▶ [Exercise details] Look through the listing for the word "this". Copy each line that has it.

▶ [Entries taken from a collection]
»»

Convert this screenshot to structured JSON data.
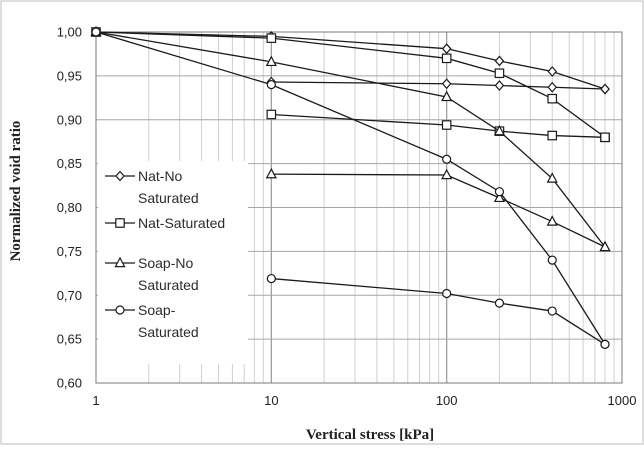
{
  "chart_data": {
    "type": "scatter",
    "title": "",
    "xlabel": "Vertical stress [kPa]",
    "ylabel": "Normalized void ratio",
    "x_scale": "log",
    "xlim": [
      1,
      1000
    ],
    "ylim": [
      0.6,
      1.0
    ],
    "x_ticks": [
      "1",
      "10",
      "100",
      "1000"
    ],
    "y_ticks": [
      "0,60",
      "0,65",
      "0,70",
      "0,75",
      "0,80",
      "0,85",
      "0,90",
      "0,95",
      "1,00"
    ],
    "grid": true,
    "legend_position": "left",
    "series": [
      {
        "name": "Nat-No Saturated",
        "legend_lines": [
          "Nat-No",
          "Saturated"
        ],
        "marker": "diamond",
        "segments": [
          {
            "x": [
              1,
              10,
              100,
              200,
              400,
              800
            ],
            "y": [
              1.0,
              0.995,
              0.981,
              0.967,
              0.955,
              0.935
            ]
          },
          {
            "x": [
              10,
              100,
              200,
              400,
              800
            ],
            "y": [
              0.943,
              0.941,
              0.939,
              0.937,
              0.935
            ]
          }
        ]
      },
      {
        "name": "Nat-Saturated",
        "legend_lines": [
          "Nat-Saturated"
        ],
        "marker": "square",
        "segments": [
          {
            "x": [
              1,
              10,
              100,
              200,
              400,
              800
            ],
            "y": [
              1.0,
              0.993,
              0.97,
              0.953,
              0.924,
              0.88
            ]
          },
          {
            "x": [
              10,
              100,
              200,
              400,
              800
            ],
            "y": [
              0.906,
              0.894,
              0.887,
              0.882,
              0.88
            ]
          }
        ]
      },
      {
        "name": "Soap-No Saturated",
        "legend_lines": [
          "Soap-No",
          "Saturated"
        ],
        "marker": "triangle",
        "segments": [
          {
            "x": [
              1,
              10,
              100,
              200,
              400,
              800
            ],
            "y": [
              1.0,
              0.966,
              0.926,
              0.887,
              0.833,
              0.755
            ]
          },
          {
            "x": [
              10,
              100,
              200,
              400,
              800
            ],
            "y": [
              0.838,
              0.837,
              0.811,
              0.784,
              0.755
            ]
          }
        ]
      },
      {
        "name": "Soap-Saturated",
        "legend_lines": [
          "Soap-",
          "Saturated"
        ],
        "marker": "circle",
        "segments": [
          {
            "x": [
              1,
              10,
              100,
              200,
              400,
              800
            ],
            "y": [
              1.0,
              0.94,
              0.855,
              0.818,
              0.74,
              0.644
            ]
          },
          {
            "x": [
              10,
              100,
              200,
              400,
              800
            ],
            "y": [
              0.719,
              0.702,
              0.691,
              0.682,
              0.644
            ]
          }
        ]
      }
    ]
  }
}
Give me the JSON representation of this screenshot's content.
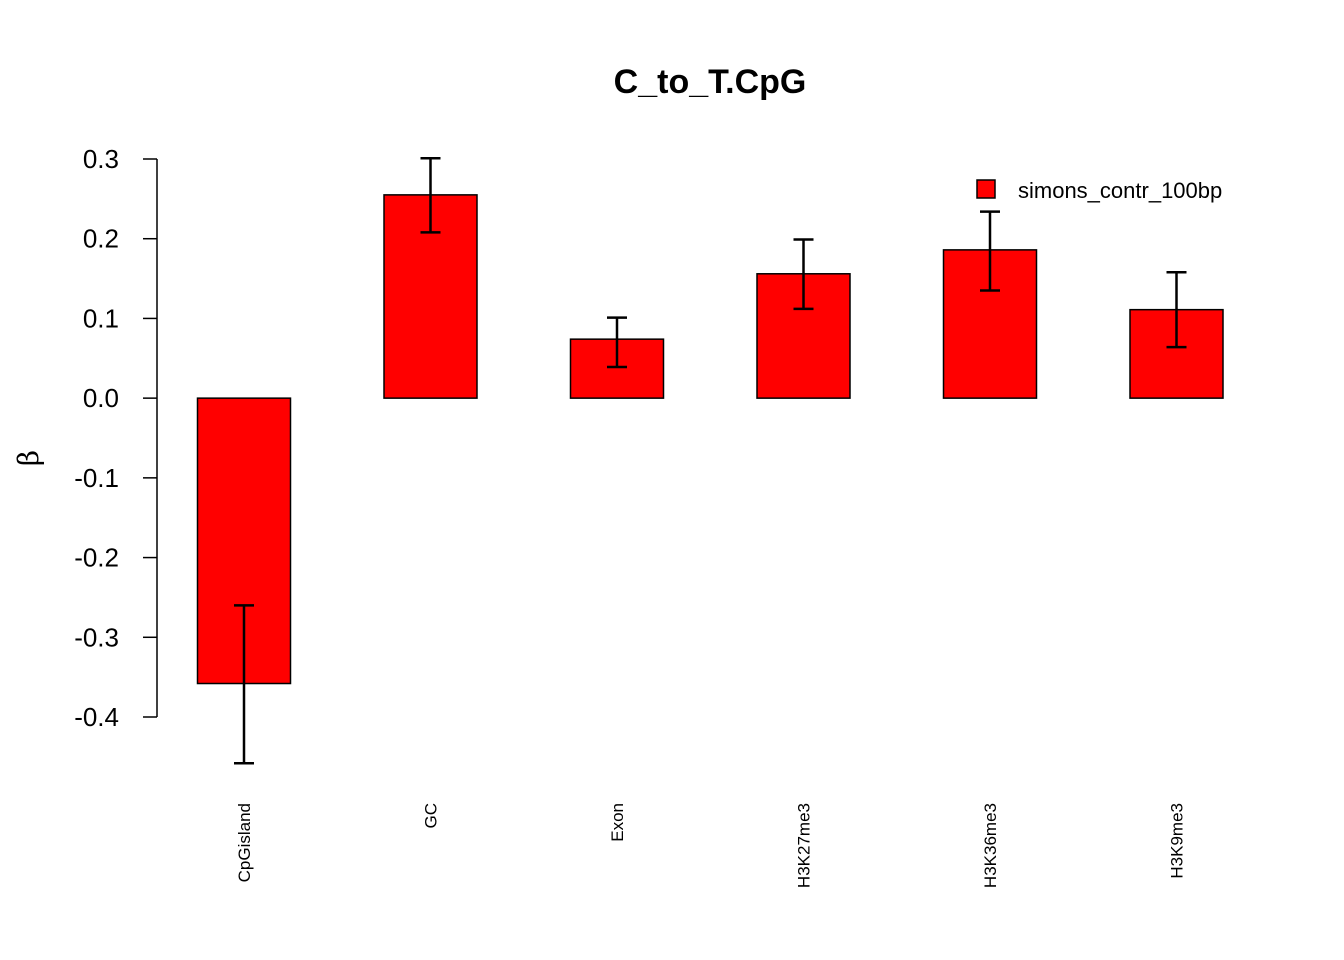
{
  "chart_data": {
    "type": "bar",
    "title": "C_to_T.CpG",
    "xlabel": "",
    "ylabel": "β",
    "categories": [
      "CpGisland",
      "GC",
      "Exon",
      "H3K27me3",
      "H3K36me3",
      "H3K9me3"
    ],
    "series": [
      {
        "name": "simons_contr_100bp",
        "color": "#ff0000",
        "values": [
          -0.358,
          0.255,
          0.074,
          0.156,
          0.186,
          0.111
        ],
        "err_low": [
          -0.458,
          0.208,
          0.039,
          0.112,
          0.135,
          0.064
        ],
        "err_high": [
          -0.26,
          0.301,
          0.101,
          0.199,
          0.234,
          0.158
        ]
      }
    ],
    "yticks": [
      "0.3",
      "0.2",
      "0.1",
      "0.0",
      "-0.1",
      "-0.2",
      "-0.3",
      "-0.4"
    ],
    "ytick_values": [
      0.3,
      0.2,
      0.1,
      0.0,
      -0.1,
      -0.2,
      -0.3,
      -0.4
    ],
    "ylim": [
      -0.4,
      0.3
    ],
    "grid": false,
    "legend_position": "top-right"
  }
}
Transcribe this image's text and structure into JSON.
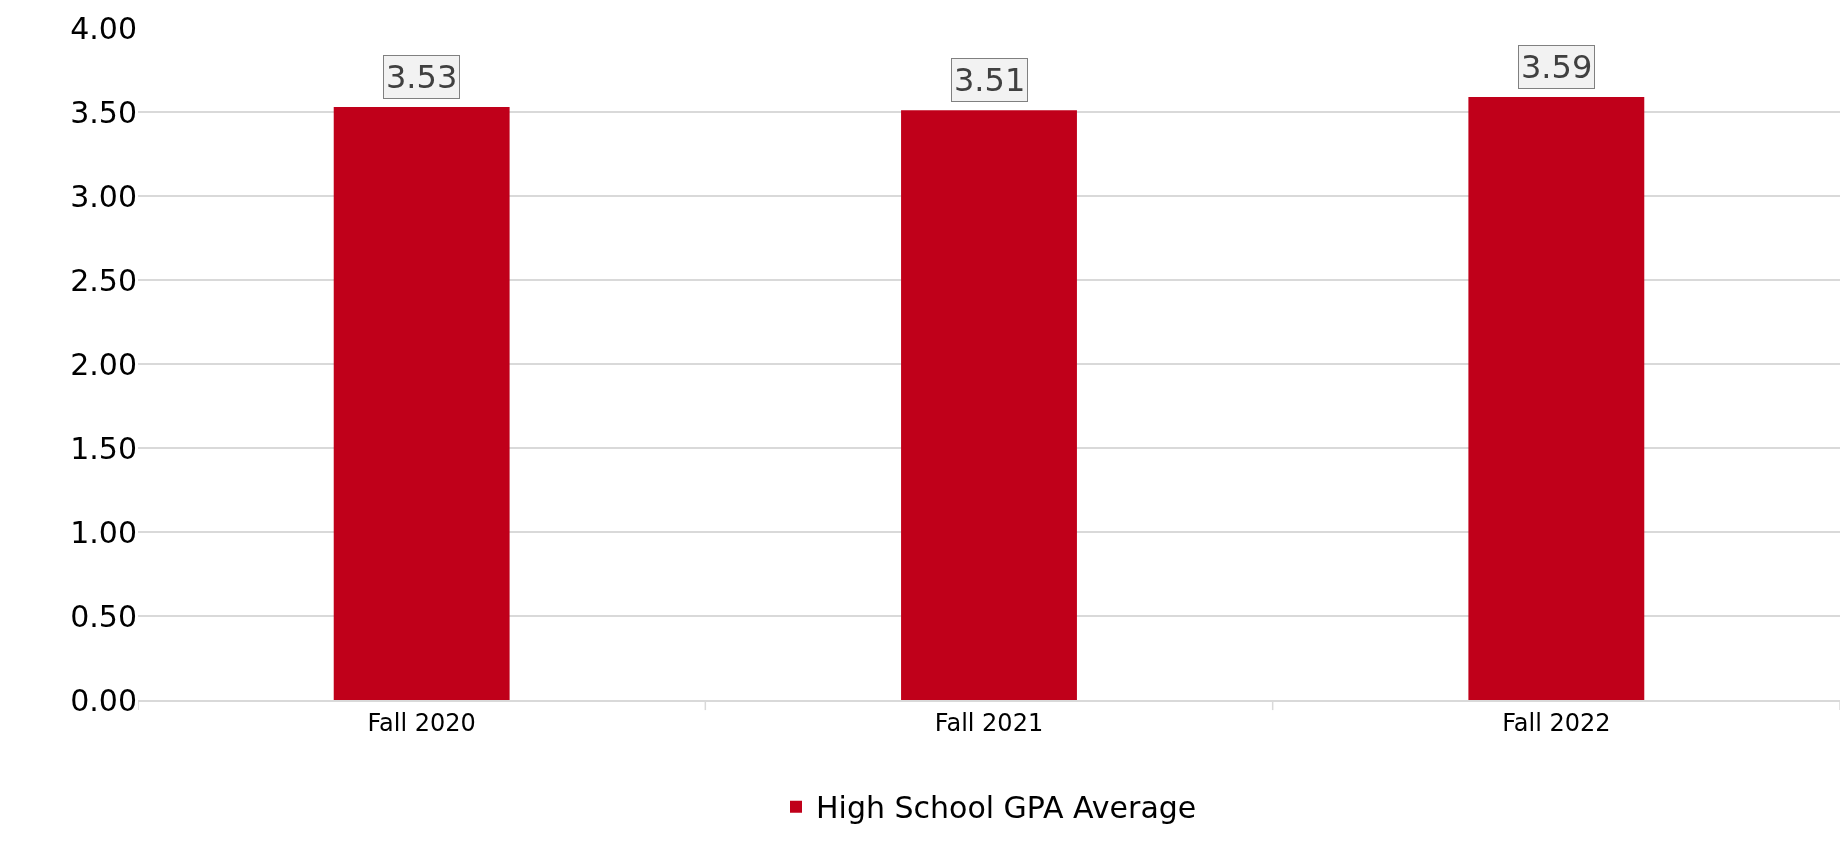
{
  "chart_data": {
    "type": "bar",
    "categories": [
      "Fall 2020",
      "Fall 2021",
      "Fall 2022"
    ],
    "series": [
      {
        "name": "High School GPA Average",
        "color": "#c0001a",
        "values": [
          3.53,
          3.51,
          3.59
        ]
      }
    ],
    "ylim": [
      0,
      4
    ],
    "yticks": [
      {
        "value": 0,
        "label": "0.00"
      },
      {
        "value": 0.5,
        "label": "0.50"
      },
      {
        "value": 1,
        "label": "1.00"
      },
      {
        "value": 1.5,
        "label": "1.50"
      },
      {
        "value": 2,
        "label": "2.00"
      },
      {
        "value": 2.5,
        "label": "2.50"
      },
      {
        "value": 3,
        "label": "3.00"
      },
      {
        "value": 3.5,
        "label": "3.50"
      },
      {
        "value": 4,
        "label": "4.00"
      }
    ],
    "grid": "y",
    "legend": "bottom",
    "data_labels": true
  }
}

««
»»

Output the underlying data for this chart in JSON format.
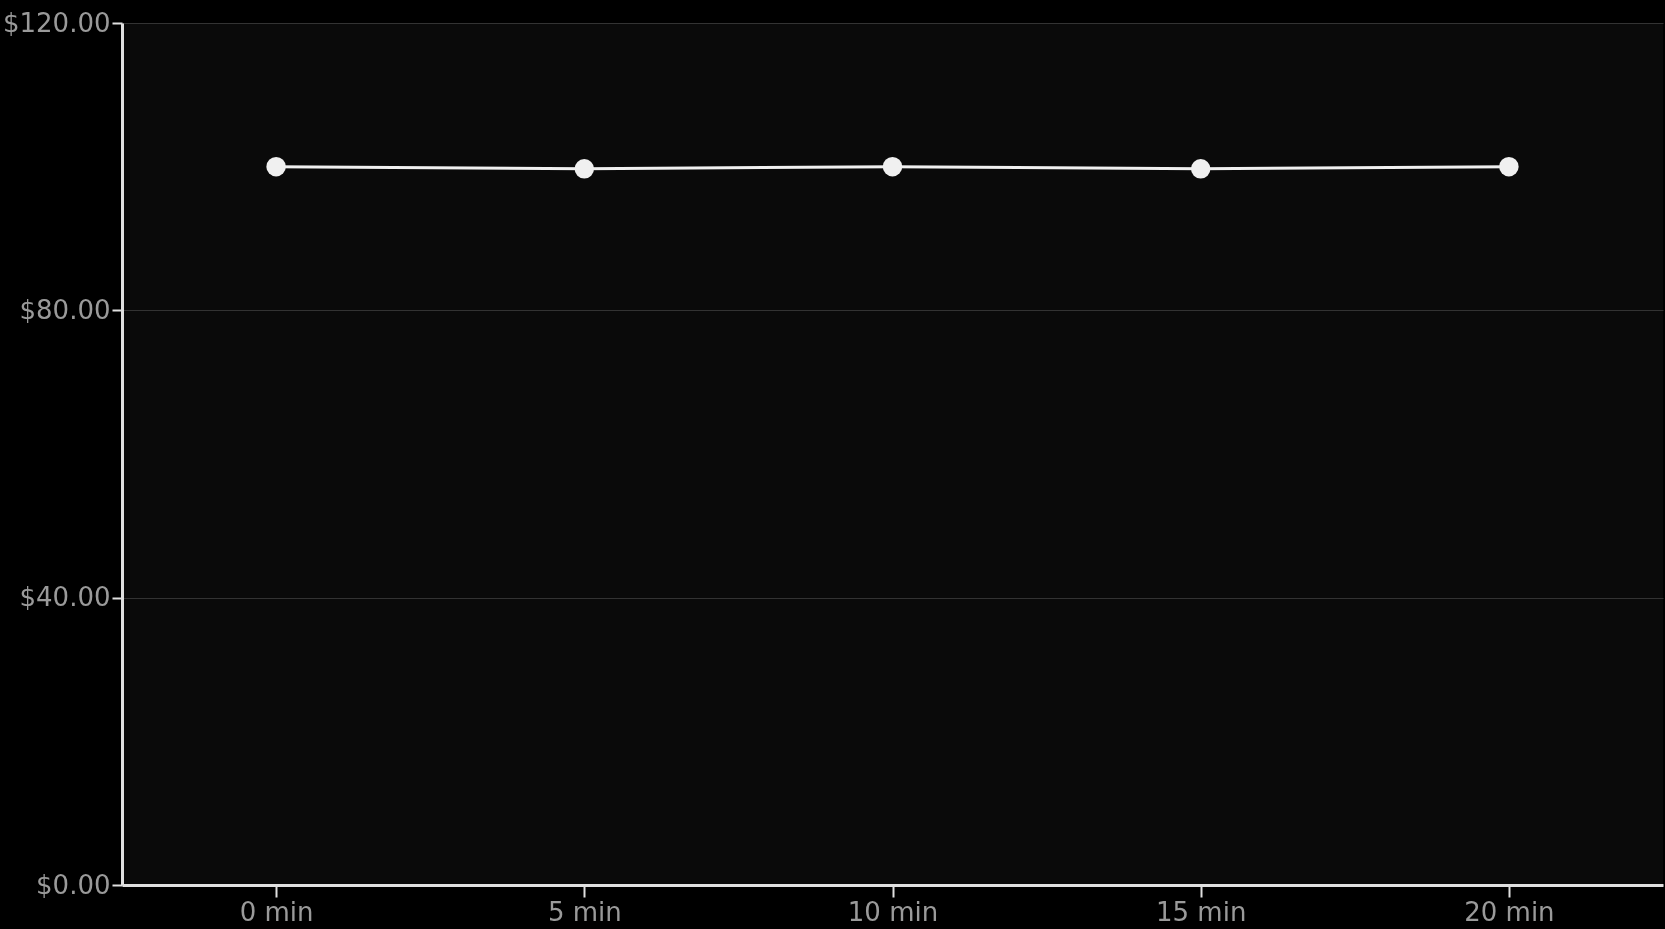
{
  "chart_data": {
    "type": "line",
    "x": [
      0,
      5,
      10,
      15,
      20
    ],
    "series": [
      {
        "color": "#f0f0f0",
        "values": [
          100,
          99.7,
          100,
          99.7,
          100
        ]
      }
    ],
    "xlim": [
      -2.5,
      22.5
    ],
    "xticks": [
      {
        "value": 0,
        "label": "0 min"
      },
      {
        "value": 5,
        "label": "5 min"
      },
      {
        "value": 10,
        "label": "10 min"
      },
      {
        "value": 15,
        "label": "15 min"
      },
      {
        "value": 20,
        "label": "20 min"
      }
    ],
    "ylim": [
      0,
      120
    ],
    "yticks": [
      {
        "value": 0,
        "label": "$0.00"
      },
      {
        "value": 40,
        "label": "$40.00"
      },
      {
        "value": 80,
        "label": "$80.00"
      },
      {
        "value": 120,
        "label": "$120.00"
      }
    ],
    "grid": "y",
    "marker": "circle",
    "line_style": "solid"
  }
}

««

▶ [Exercise answer]
Convert this screenshot to structured JSON data.
Give me the JSON representation of this screenshot's content.
Transcribe this image's text and structure into JSON.
Output the underlying data for this chart in JSON format.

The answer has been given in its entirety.